Select the lines that contain "MATRIX" and copy each of them.

[Data tied to figure images]
---
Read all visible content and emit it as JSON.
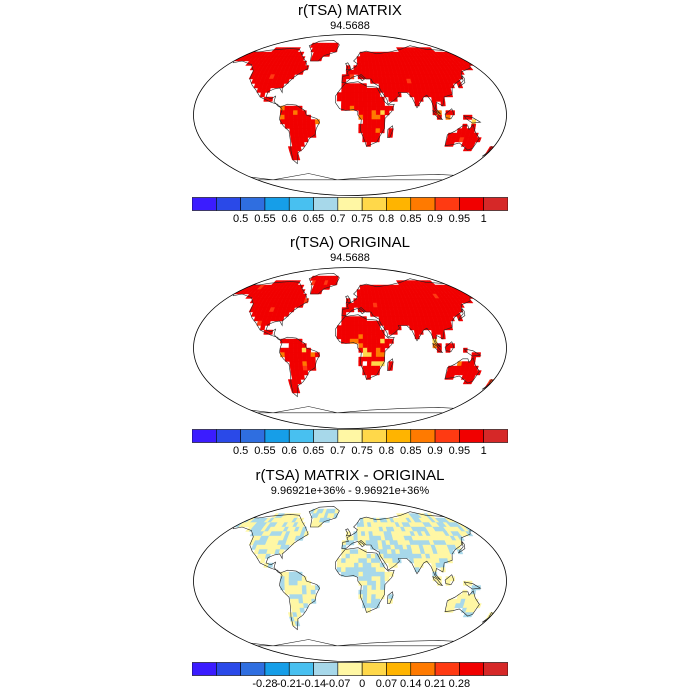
{
  "panels": [
    {
      "title": "r(TSA) MATRIX",
      "subtitle": "94.5688",
      "field": "full",
      "colorbar": {
        "colors": [
          "#3b1cff",
          "#2a49e8",
          "#2f6ee0",
          "#169ee8",
          "#48c0f0",
          "#a7d8ea",
          "#fff7a4",
          "#ffd84a",
          "#ffb400",
          "#ff7a00",
          "#ff3a12",
          "#f10000",
          "#d62828"
        ],
        "ticks": [
          "0.5",
          "0.55",
          "0.6",
          "0.65",
          "0.7",
          "0.75",
          "0.8",
          "0.85",
          "0.9",
          "0.95",
          "1"
        ]
      }
    },
    {
      "title": "r(TSA) ORIGINAL",
      "subtitle": "94.5688",
      "field": "full",
      "colorbar": {
        "colors": [
          "#3b1cff",
          "#2a49e8",
          "#2f6ee0",
          "#169ee8",
          "#48c0f0",
          "#a7d8ea",
          "#fff7a4",
          "#ffd84a",
          "#ffb400",
          "#ff7a00",
          "#ff3a12",
          "#f10000",
          "#d62828"
        ],
        "ticks": [
          "0.5",
          "0.55",
          "0.6",
          "0.65",
          "0.7",
          "0.75",
          "0.8",
          "0.85",
          "0.9",
          "0.95",
          "1"
        ]
      }
    },
    {
      "title": "r(TSA) MATRIX - ORIGINAL",
      "subtitle": "9.96921e+36% - 9.96921e+36%",
      "field": "diff",
      "colorbar": {
        "colors": [
          "#3b1cff",
          "#2a49e8",
          "#2f6ee0",
          "#169ee8",
          "#48c0f0",
          "#a7d8ea",
          "#fff7a4",
          "#ffd84a",
          "#ffb400",
          "#ff7a00",
          "#ff3a12",
          "#f10000",
          "#d62828"
        ],
        "ticks": [
          "-0.28",
          "-0.21",
          "-0.14",
          "-0.07",
          "0",
          "0.07",
          "0.14",
          "0.21",
          "0.28"
        ]
      }
    }
  ]
}
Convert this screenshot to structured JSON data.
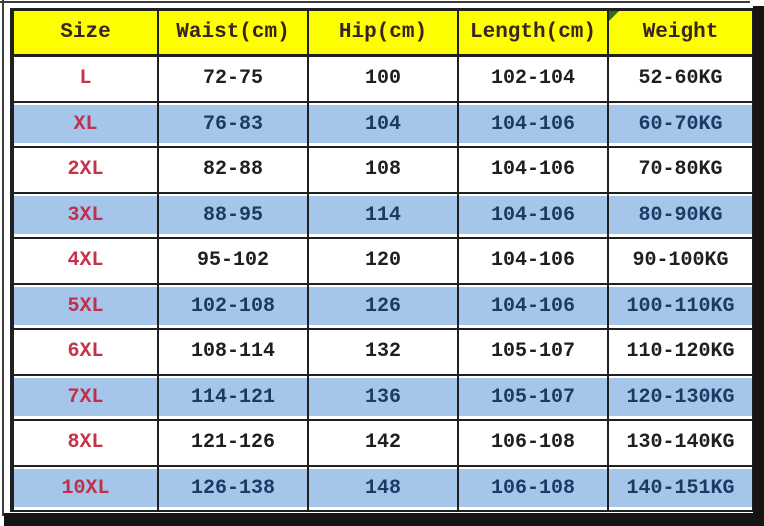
{
  "table": {
    "headers": [
      "Size",
      "Waist(cm)",
      "Hip(cm)",
      "Length(cm)",
      "Weight"
    ],
    "rows": [
      {
        "size": "L",
        "waist": "72-75",
        "hip": "100",
        "length": "102-104",
        "weight": "52-60KG"
      },
      {
        "size": "XL",
        "waist": "76-83",
        "hip": "104",
        "length": "104-106",
        "weight": "60-70KG"
      },
      {
        "size": "2XL",
        "waist": "82-88",
        "hip": "108",
        "length": "104-106",
        "weight": "70-80KG"
      },
      {
        "size": "3XL",
        "waist": "88-95",
        "hip": "114",
        "length": "104-106",
        "weight": "80-90KG"
      },
      {
        "size": "4XL",
        "waist": "95-102",
        "hip": "120",
        "length": "104-106",
        "weight": "90-100KG"
      },
      {
        "size": "5XL",
        "waist": "102-108",
        "hip": "126",
        "length": "104-106",
        "weight": "100-110KG"
      },
      {
        "size": "6XL",
        "waist": "108-114",
        "hip": "132",
        "length": "105-107",
        "weight": "110-120KG"
      },
      {
        "size": "7XL",
        "waist": "114-121",
        "hip": "136",
        "length": "105-107",
        "weight": "120-130KG"
      },
      {
        "size": "8XL",
        "waist": "121-126",
        "hip": "142",
        "length": "106-108",
        "weight": "130-140KG"
      },
      {
        "size": "10XL",
        "waist": "126-138",
        "hip": "148",
        "length": "106-108",
        "weight": "140-151KG"
      }
    ]
  },
  "colors": {
    "header_bg": "#fdfe00",
    "header_text": "#3a2420",
    "size_text": "#c5334a",
    "row_blue_bg": "#a5c6ea",
    "blue_row_text": "#1d3a63",
    "white_row_text": "#1f1f1f",
    "border": "#202020",
    "corner_marker_green": "#2f6b25"
  },
  "chart_data": {
    "type": "table",
    "title": "",
    "columns": [
      "Size",
      "Waist(cm)",
      "Hip(cm)",
      "Length(cm)",
      "Weight"
    ],
    "rows": [
      [
        "L",
        "72-75",
        "100",
        "102-104",
        "52-60KG"
      ],
      [
        "XL",
        "76-83",
        "104",
        "104-106",
        "60-70KG"
      ],
      [
        "2XL",
        "82-88",
        "108",
        "104-106",
        "70-80KG"
      ],
      [
        "3XL",
        "88-95",
        "114",
        "104-106",
        "80-90KG"
      ],
      [
        "4XL",
        "95-102",
        "120",
        "104-106",
        "90-100KG"
      ],
      [
        "5XL",
        "102-108",
        "126",
        "104-106",
        "100-110KG"
      ],
      [
        "6XL",
        "108-114",
        "132",
        "105-107",
        "110-120KG"
      ],
      [
        "7XL",
        "114-121",
        "136",
        "105-107",
        "120-130KG"
      ],
      [
        "8XL",
        "121-126",
        "142",
        "106-108",
        "130-140KG"
      ],
      [
        "10XL",
        "126-138",
        "148",
        "106-108",
        "140-151KG"
      ]
    ]
  }
}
---
RESULT FOR THIS TASK:
      "title": "r(TSA) MATRIX",
      "title": "r(TSA) MATRIX - ORIGINAL",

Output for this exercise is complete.